[Set task] Take down each entry exactly as written.

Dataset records
——————
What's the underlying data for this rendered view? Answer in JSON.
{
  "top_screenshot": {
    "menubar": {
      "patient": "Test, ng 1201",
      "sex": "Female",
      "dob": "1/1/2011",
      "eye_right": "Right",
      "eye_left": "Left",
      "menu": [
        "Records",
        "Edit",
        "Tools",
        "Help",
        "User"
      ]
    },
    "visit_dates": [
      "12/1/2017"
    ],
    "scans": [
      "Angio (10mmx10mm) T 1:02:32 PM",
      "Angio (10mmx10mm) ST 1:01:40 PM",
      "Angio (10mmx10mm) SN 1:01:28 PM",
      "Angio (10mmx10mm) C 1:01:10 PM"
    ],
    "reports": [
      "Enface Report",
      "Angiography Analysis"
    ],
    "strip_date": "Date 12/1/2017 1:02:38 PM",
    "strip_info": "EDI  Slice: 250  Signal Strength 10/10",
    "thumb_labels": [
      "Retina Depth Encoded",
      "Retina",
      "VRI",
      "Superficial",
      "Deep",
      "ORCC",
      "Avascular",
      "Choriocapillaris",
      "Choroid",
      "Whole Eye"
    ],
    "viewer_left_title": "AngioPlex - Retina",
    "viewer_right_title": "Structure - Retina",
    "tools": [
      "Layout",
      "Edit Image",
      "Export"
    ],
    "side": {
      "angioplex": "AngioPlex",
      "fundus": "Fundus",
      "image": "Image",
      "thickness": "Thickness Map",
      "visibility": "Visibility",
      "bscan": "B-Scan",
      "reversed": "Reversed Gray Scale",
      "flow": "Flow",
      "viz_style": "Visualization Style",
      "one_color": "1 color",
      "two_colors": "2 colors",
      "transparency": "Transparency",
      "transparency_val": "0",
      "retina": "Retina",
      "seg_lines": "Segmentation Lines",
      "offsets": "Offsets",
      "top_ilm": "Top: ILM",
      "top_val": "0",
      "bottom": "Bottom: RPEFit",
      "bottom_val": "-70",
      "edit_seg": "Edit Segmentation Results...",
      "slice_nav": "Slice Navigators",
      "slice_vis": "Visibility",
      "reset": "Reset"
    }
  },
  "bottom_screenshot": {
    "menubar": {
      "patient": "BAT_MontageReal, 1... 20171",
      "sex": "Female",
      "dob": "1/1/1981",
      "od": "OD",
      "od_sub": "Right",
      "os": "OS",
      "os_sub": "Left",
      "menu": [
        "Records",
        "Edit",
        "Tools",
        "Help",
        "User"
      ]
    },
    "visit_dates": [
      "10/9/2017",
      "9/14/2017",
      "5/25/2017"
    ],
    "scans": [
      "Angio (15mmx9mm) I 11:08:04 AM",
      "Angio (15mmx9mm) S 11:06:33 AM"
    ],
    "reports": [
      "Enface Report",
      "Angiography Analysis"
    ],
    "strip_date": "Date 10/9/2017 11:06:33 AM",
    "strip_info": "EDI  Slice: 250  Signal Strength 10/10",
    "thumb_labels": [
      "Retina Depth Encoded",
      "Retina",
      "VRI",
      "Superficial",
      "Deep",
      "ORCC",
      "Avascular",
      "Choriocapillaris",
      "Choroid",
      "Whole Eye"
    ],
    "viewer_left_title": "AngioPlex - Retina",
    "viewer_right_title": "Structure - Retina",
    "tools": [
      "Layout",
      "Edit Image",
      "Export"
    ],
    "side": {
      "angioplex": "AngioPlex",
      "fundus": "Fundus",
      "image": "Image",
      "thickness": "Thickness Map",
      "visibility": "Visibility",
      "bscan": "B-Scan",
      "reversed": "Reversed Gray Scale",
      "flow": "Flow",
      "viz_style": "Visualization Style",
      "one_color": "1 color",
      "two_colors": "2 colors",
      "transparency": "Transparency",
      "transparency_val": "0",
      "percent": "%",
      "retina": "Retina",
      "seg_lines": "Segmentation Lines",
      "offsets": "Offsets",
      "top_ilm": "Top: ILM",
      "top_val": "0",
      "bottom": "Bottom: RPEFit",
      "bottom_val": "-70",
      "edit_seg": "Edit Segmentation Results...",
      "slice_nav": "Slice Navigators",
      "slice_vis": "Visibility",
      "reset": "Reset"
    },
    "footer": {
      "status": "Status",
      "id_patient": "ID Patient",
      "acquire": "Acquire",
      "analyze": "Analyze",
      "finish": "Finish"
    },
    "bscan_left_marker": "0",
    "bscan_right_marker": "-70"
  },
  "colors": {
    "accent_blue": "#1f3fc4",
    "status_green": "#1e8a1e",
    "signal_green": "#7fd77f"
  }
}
——————
[Result of the exercise]
What's the underlying data for this rendered view? Answer in JSON.
{
  "top_screenshot": {
    "menubar": {
      "patient": "Test, ng 1201",
      "sex": "Female",
      "dob": "1/1/2011",
      "eye_right": "Right",
      "eye_left": "Left",
      "menu": [
        "Records",
        "Edit",
        "Tools",
        "Help",
        "User"
      ]
    },
    "visit_dates": [
      "12/1/2017"
    ],
    "scans": [
      "Angio (10mmx10mm) T 1:02:32 PM",
      "Angio (10mmx10mm) ST 1:01:40 PM",
      "Angio (10mmx10mm) SN 1:01:28 PM",
      "Angio (10mmx10mm) C 1:01:10 PM"
    ],
    "reports": [
      "Enface Report",
      "Angiography Analysis"
    ],
    "strip_date": "Date 12/1/2017 1:02:38 PM",
    "strip_info": "EDI  Slice: 250  Signal Strength 10/10",
    "thumb_labels": [
      "Retina Depth Encoded",
      "Retina",
      "VRI",
      "Superficial",
      "Deep",
      "ORCC",
      "Avascular",
      "Choriocapillaris",
      "Choroid",
      "Whole Eye"
    ],
    "viewer_left_title": "AngioPlex - Retina",
    "viewer_right_title": "Structure - Retina",
    "tools": [
      "Layout",
      "Edit Image",
      "Export"
    ],
    "side": {
      "angioplex": "AngioPlex",
      "fundus": "Fundus",
      "image": "Image",
      "thickness": "Thickness Map",
      "visibility": "Visibility",
      "bscan": "B-Scan",
      "reversed": "Reversed Gray Scale",
      "flow": "Flow",
      "viz_style": "Visualization Style",
      "one_color": "1 color",
      "two_colors": "2 colors",
      "transparency": "Transparency",
      "transparency_val": "0",
      "retina": "Retina",
      "seg_lines": "Segmentation Lines",
      "offsets": "Offsets",
      "top_ilm": "Top: ILM",
      "top_val": "0",
      "bottom": "Bottom: RPEFit",
      "bottom_val": "-70",
      "edit_seg": "Edit Segmentation Results...",
      "slice_nav": "Slice Navigators",
      "slice_vis": "Visibility",
      "reset": "Reset"
    }
  },
  "bottom_screenshot": {
    "menubar": {
      "patient": "BAT_MontageReal, 1... 20171",
      "sex": "Female",
      "dob": "1/1/1981",
      "od": "OD",
      "od_sub": "Right",
      "os": "OS",
      "os_sub": "Left",
      "menu": [
        "Records",
        "Edit",
        "Tools",
        "Help",
        "User"
      ]
    },
    "visit_dates": [
      "10/9/2017",
      "9/14/2017",
      "5/25/2017"
    ],
    "scans": [
      "Angio (15mmx9mm) I 11:08:04 AM",
      "Angio (15mmx9mm) S 11:06:33 AM"
    ],
    "reports": [
      "Enface Report",
      "Angiography Analysis"
    ],
    "strip_date": "Date 10/9/2017 11:06:33 AM",
    "strip_info": "EDI  Slice: 250  Signal Strength 10/10",
    "thumb_labels": [
      "Retina Depth Encoded",
      "Retina",
      "VRI",
      "Superficial",
      "Deep",
      "ORCC",
      "Avascular",
      "Choriocapillaris",
      "Choroid",
      "Whole Eye"
    ],
    "viewer_left_title": "AngioPlex - Retina",
    "viewer_right_title": "Structure - Retina",
    "tools": [
      "Layout",
      "Edit Image",
      "Export"
    ],
    "side": {
      "angioplex": "AngioPlex",
      "fundus": "Fundus",
      "image": "Image",
      "thickness": "Thickness Map",
      "visibility": "Visibility",
      "bscan": "B-Scan",
      "reversed": "Reversed Gray Scale",
      "flow": "Flow",
      "viz_style": "Visualization Style",
      "one_color": "1 color",
      "two_colors": "2 colors",
      "transparency": "Transparency",
      "transparency_val": "0",
      "percent": "%",
      "retina": "Retina",
      "seg_lines": "Segmentation Lines",
      "offsets": "Offsets",
      "top_ilm": "Top: ILM",
      "top_val": "0",
      "bottom": "Bottom: RPEFit",
      "bottom_val": "-70",
      "edit_seg": "Edit Segmentation Results...",
      "slice_nav": "Slice Navigators",
      "slice_vis": "Visibility",
      "reset": "Reset"
    },
    "footer": {
      "status": "Status",
      "id_patient": "ID Patient",
      "acquire": "Acquire",
      "analyze": "Analyze",
      "finish": "Finish"
    },
    "bscan_left_marker": "0",
    "bscan_right_marker": "-70"
  },
  "colors": {
    "accent_blue": "#1f3fc4",
    "status_green": "#1e8a1e",
    "signal_green": "#7fd77f"
  }
}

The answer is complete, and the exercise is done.